EXCERPTED DATA start
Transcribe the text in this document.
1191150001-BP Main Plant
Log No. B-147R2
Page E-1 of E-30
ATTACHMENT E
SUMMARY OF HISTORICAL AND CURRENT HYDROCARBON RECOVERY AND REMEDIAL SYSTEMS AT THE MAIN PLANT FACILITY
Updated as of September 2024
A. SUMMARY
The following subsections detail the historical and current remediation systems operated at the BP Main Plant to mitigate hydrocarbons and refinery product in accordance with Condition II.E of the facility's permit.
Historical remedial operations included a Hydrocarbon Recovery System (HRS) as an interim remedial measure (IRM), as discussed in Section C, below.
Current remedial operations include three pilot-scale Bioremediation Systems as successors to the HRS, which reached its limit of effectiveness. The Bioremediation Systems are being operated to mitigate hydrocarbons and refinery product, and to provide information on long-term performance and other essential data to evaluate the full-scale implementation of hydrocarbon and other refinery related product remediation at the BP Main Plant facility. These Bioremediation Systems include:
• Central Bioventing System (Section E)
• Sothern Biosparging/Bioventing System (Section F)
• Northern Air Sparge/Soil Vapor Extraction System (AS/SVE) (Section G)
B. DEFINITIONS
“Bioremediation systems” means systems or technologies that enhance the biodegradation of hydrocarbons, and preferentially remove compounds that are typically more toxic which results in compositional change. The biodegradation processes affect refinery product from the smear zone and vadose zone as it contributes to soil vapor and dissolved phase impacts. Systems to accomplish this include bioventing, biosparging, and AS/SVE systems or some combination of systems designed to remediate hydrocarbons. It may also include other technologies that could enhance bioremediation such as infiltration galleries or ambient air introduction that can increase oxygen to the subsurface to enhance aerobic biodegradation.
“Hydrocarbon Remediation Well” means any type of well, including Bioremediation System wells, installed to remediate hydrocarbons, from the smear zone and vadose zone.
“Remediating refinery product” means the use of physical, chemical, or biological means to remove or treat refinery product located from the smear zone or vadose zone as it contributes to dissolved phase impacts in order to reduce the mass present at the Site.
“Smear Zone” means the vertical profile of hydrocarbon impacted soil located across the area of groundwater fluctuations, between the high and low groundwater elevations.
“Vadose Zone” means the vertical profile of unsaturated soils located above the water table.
EXCERPTED DATA end
PROMPT: Give only the number of lines in the data that hold the string "vertical".

RESPONSE: 2